[Collected data entries]
────────────────────────────────────────

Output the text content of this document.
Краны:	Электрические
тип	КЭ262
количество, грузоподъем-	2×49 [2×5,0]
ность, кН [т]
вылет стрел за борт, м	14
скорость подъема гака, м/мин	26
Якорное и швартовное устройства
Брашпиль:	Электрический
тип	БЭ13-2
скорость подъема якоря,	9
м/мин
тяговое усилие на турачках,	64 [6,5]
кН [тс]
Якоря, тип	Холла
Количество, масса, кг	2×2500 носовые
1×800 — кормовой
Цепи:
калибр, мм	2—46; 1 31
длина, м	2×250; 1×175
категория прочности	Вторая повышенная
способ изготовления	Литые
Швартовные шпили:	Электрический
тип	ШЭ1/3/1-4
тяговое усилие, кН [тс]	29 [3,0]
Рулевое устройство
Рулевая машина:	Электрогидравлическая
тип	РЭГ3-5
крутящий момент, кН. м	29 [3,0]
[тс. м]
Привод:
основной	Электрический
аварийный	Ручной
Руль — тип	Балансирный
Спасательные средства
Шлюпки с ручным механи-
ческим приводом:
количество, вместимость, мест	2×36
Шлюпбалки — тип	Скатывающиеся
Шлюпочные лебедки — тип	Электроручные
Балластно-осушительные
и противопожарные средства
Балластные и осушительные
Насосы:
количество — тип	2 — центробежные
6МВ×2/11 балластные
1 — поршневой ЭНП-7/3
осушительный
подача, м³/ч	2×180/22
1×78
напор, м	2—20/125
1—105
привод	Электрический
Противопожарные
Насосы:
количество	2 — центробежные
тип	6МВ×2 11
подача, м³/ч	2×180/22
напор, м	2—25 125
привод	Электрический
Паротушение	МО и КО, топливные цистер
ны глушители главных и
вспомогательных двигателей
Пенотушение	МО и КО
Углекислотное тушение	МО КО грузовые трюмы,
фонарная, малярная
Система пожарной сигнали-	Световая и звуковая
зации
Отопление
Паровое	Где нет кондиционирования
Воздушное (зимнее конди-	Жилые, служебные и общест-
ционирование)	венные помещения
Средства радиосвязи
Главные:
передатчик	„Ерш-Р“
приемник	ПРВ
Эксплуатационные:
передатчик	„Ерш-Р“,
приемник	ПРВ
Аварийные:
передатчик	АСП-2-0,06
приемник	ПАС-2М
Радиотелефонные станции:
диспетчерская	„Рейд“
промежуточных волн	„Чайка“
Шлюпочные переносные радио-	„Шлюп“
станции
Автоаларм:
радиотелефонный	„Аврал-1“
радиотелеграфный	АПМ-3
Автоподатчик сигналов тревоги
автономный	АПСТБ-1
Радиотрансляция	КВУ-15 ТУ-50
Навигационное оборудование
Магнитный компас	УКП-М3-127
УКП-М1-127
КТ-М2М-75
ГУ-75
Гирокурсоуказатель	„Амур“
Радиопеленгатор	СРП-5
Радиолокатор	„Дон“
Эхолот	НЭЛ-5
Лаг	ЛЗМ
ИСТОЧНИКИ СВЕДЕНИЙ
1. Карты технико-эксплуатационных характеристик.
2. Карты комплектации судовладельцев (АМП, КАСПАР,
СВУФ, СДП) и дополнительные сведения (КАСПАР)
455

────────────────────────────────────────

Task objective:
Return every entry verbatim.

Response for this exercise:
Output the text content of this document.
Краны:	Электрические
тип	КЭ262
количество, грузоподъем-	2×49 [2×5,0]
ность, кН [т]
вылет стрел за борт, м	14
скорость подъема гака, м/мин	26
Якорное и швартовное устройства
Брашпиль:	Электрический
тип	БЭ13-2
скорость подъема якоря,	9
м/мин
тяговое усилие на турачках,	64 [6,5]
кН [тс]
Якоря, тип	Холла
Количество, масса, кг	2×2500 носовые
1×800 — кормовой
Цепи:
калибр, мм	2—46; 1 31
длина, м	2×250; 1×175
категория прочности	Вторая повышенная
способ изготовления	Литые
Швартовные шпили:	Электрический
тип	ШЭ1/3/1-4
тяговое усилие, кН [тс]	29 [3,0]
Рулевое устройство
Рулевая машина:	Электрогидравлическая
тип	РЭГ3-5
крутящий момент, кН. м	29 [3,0]
[тс. м]
Привод:
основной	Электрический
аварийный	Ручной
Руль — тип	Балансирный
Спасательные средства
Шлюпки с ручным механи-
ческим приводом:
количество, вместимость, мест	2×36
Шлюпбалки — тип	Скатывающиеся
Шлюпочные лебедки — тип	Электроручные
Балластно-осушительные
и противопожарные средства
Балластные и осушительные
Насосы:
количество — тип	2 — центробежные
6МВ×2/11 балластные
1 — поршневой ЭНП-7/3
осушительный
подача, м³/ч	2×180/22
1×78
напор, м	2—20/125
1—105
привод	Электрический
Противопожарные
Насосы:
количество	2 — центробежные
тип	6МВ×2 11
подача, м³/ч	2×180/22
напор, м	2—25 125
привод	Электрический
Паротушение	МО и КО, топливные цистер
ны глушители главных и
вспомогательных двигателей
Пенотушение	МО и КО
Углекислотное тушение	МО КО грузовые трюмы,
фонарная, малярная
Система пожарной сигнали-	Световая и звуковая
зации
Отопление
Паровое	Где нет кондиционирования
Воздушное (зимнее конди-	Жилые, служебные и общест-
ционирование)	венные помещения
Средства радиосвязи
Главные:
передатчик	„Ерш-Р“
приемник	ПРВ
Эксплуатационные:
передатчик	„Ерш-Р“,
приемник	ПРВ
Аварийные:
передатчик	АСП-2-0,06
приемник	ПАС-2М
Радиотелефонные станции:
диспетчерская	„Рейд“
промежуточных волн	„Чайка“
Шлюпочные переносные радио-	„Шлюп“
станции
Автоаларм:
радиотелефонный	„Аврал-1“
радиотелеграфный	АПМ-3
Автоподатчик сигналов тревоги
автономный	АПСТБ-1
Радиотрансляция	КВУ-15 ТУ-50
Навигационное оборудование
Магнитный компас	УКП-М3-127
УКП-М1-127
КТ-М2М-75
ГУ-75
Гирокурсоуказатель	„Амур“
Радиопеленгатор	СРП-5
Радиолокатор	„Дон“
Эхолот	НЭЛ-5
Лаг	ЛЗМ
ИСТОЧНИКИ СВЕДЕНИЙ
1. Карты технико-эксплуатационных характеристик.
2. Карты комплектации судовладельцев (АМП, КАСПАР,
СВУФ, СДП) и дополнительные сведения (КАСПАР)
455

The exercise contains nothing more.